What you will do –
Pull out all lines from the listing below in which the word "Johansson" appears.

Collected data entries
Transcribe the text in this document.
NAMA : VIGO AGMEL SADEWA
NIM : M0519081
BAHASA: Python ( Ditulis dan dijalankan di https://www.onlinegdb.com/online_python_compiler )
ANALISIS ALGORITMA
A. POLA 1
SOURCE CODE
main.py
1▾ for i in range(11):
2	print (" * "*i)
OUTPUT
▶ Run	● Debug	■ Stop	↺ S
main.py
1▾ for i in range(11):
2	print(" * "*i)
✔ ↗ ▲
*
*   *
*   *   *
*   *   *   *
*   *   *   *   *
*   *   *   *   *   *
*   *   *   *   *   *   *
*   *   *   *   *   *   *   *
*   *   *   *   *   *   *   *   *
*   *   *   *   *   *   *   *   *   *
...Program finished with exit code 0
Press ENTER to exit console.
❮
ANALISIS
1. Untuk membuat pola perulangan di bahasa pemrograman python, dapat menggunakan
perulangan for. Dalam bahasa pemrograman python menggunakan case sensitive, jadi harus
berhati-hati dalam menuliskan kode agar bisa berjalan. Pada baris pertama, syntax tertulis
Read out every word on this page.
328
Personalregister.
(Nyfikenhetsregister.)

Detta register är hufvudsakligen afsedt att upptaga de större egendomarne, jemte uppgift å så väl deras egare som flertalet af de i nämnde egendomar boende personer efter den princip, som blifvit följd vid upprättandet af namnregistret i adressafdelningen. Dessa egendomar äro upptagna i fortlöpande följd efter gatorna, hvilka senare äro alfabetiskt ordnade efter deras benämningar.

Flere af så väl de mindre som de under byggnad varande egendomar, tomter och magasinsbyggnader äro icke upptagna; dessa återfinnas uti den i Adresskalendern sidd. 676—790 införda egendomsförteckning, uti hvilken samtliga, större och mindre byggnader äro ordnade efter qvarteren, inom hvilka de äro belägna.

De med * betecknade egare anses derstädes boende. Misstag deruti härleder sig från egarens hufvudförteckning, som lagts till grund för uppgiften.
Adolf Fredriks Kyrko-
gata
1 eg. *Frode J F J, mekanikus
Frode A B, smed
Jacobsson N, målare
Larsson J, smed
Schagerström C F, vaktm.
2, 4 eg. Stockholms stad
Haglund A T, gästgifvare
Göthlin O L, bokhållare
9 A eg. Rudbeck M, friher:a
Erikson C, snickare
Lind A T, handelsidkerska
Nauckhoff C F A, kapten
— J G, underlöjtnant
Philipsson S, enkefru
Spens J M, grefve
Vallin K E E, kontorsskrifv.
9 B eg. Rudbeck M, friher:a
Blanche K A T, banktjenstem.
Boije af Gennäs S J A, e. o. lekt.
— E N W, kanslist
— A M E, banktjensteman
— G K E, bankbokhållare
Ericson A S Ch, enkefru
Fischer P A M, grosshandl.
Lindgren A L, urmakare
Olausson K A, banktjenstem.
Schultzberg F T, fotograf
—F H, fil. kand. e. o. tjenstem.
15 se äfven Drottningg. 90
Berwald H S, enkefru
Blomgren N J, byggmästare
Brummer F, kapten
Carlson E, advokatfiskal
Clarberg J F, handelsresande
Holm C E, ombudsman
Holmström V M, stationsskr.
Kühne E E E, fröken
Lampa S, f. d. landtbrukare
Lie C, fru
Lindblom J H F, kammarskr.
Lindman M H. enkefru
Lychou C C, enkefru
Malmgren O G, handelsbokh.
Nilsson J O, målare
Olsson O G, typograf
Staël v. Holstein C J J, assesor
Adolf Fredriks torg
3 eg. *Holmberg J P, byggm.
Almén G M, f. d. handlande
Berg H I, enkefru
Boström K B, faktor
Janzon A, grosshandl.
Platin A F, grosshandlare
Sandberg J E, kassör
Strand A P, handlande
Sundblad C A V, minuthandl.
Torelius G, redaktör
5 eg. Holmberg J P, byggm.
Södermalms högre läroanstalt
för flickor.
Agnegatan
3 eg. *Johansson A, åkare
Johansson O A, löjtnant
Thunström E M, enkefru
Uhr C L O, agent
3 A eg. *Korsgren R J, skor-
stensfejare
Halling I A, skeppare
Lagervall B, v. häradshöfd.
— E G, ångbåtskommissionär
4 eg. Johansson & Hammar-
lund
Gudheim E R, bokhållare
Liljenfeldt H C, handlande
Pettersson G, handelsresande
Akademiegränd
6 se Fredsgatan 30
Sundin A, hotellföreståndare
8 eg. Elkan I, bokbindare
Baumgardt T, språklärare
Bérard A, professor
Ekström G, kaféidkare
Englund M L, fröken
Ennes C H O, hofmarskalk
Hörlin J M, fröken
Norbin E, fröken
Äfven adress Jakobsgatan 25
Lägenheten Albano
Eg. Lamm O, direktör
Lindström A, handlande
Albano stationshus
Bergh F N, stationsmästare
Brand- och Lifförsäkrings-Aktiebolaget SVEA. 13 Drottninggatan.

Result of the task –
3 eg. *Johansson A, åkare
Johansson O A, löjtnant
4 eg. Johansson & Hammar-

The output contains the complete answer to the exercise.